— Quoted passage —
[START]
Schiller, of course, knew next to nothing about Mailer either; to him, he was just a guy who shouted louder than anyone else, got into fights, and drank too much. “I just threw out the name,” he said. And damned if, in November 1972, Grosset didn’t promptly go out and sign Mailer up.
Schiller was elated: Mailer’s very involvement, whatever the hell he wrote, would guarantee the covers of Time and Life. Here, too, Schiller’s account is disputed—in this case by Robert Markel, the Grosset editor who’d corralled Mailer, then handled the book. Schiller strutted around town as if “he had invented Norman Mailer,” Markel later said. “And I remember accusing Larry right to his face, saying, ‘Listen, let’s get this straight, buddy boy. I thought up Norman for this project, not you, and brought him to you. You had never read a word that he’d written and I seriously doubt whether you still have read a word.’” Schiller, Markel said, took his accusation in stride: “He would laugh. He was impervious to insult.”
No one had ever lived a life like Lawrence Schiller, who leapfrogged from saga to saga, scandal to scandal, attaching himself to everyone from Lee Harvey Oswald to Marilyn Monroe to Charles Manson.
The publisher gave Mailer $50,000 plus royalties for a 15,000-word essay on Monroe, which he’d have three months to write. (That was also what Schiller would be getting and what the photographers would split among themselves.) Strapped as always—five marriages and seven children had left him with, as he once put it, “a financial nut larger than [my] head”—Mailer grabbed the dough, even though, whether or not he realized it, under the contract Schiller would be his boss.
During their first meeting, Schiller laid out the pictures on the floor of a room in Mailer’s house in Stockbridge, Massachusetts. Far from the ogre he’d been anticipating—“I expected somebody almost like the Hulk or something,” he says—he found Mailer to be soft-spoken, courteous, and thoughtful. Schiller was thrilled, even proud. “He thought this was a wonderful deal he was pulling off,” Markel recalled. “It was no longer just groveling around in the Hollywood Hills; he’d hit it in New York, big.” Mailer’s first impressions of Schiller weren’t so favorable. To him, Schiller was an operator, sweaty and maniacal—a bush-league Sammy Glick. It was a matter of class, Mailer later told Larry Grobel, the veteran Playboy profiler whom Schiller had hired to help him write a memoir, that Schiller was “very obviously a man on the make,” while he, having become a literary prodigy at 25, was already a made man. It was “like being part of the Old Rich, sneering at the New Rich.”
Still, he and Schiller started hanging out some; attending to Mailer’s dire finances, it was Schiller who’d urged him to charge admission (30 bucks a head, or 50 per couple) for his much-anticipated, and much-ridiculed, boozy 50th-birthday bash in early February 1973 at the Four Seasons. It was, according to Michael Lennon, “the first of many financial schemes [Schiller] would suggest to Mailer,” and surely the least remunerative, netting Mailer a paltry $600.
[END]
— Data records —
[START]
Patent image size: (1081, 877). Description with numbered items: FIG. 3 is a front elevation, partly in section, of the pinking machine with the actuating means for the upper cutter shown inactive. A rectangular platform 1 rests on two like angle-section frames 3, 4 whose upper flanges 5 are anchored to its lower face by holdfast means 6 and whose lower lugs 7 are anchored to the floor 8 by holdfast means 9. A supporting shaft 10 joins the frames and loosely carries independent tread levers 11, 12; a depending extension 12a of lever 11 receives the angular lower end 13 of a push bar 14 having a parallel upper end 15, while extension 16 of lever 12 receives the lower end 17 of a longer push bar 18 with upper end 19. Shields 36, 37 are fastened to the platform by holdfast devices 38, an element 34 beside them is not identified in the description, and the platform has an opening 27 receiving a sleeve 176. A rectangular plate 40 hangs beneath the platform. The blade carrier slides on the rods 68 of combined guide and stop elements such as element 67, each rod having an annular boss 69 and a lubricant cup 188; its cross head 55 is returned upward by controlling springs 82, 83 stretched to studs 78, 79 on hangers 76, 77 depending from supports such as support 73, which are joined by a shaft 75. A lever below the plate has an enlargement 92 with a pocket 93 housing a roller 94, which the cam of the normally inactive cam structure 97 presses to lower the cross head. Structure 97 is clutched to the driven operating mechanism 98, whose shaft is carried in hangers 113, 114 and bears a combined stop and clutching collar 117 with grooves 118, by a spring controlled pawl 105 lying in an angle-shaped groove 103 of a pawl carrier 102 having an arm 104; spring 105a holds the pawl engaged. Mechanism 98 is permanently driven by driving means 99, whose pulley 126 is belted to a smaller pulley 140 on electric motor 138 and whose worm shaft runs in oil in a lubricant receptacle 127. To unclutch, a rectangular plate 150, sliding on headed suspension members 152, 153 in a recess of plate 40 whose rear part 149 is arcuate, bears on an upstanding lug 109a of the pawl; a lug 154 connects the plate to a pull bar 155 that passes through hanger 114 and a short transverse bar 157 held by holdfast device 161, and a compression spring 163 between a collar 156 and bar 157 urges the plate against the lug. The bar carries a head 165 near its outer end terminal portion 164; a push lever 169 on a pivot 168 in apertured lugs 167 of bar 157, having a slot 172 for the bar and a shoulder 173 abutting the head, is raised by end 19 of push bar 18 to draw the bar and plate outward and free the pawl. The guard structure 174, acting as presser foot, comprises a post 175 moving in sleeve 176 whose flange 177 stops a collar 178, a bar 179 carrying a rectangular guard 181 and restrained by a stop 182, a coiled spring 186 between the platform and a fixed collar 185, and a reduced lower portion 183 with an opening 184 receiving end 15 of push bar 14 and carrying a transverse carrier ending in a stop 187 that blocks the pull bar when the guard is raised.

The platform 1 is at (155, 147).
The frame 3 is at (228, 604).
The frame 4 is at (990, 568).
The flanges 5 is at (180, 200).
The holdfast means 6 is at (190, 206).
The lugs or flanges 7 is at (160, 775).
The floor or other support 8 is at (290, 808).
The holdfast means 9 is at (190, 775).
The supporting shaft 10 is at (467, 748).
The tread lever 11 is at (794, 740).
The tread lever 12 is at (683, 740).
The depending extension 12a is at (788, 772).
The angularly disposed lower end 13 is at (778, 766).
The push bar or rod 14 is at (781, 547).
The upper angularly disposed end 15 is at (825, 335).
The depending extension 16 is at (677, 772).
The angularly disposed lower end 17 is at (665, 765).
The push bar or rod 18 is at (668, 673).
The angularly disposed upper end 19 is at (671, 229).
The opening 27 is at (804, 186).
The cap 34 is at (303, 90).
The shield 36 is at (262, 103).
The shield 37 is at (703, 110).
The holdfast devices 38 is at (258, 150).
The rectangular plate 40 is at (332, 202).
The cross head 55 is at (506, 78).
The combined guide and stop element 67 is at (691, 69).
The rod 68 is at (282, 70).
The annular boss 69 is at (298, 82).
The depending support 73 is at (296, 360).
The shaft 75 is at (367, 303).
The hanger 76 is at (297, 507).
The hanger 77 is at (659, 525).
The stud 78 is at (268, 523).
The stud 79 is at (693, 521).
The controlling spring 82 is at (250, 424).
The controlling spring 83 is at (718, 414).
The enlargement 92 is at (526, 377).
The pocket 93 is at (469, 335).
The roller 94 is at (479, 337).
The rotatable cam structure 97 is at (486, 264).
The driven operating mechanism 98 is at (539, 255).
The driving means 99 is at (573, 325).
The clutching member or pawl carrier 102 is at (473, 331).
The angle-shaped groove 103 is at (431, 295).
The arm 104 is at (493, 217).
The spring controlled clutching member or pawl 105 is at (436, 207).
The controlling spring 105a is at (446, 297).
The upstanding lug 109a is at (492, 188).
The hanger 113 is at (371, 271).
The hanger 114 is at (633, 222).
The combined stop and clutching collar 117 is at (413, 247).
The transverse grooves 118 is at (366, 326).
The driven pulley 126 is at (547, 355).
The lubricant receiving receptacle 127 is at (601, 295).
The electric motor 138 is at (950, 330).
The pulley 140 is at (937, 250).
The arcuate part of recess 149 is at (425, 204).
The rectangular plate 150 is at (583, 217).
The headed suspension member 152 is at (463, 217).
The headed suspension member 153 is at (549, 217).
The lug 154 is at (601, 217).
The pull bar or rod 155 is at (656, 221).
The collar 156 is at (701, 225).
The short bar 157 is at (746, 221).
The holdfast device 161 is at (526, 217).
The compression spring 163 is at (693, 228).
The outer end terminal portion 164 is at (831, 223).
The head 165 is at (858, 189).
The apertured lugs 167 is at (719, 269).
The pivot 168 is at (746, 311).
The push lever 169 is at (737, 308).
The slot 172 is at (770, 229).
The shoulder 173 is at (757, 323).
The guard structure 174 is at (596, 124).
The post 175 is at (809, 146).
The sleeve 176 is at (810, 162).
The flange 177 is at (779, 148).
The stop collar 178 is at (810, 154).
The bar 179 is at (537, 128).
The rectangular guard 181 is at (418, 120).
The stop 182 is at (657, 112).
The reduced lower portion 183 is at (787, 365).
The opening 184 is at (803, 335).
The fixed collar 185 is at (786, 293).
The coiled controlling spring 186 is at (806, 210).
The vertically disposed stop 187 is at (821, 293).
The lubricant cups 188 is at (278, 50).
[END]
— Jobs —
[1] In the passage about Mailer and Schiller, begin at the words "The publisher gave" and stop after "be his boss.". Write that part out again, replacing "dough" with "money".
[2] Translate this sentence from the passage about Mailer and Schiller into Spanish: "No one had ever lived a life like Lawrence Schiller, who leapfrogged from saga to saga, scandal to scandal, attaching himself to everyone from Lee Harvey Oswald to Marilyn Monroe to Charles Manson."
The entries stand apart from the passage about Mailer and Schiller and are separate material.

— Answers —
[1]
The publisher gave Mailer $50,000 plus royalties for a 15,000-word essay on Monroe, which he’d have three months to write. (That was also what Schiller would be getting and what the photographers would split among themselves.) Strapped as always—five marriages and seven children had left him with, as he once put it, “a financial nut larger than [my] head”—Mailer grabbed the money, even though, whether or not he realized it, under the contract Schiller would be his boss.

[2] Nadie había vivido jamás una vida como la de Lawrence Schiller, que saltaba de saga en saga, de escándalo en escándalo, vinculándose con todos, desde Lee Harvey Oswald hasta Marilyn Monroe y Charles Manson.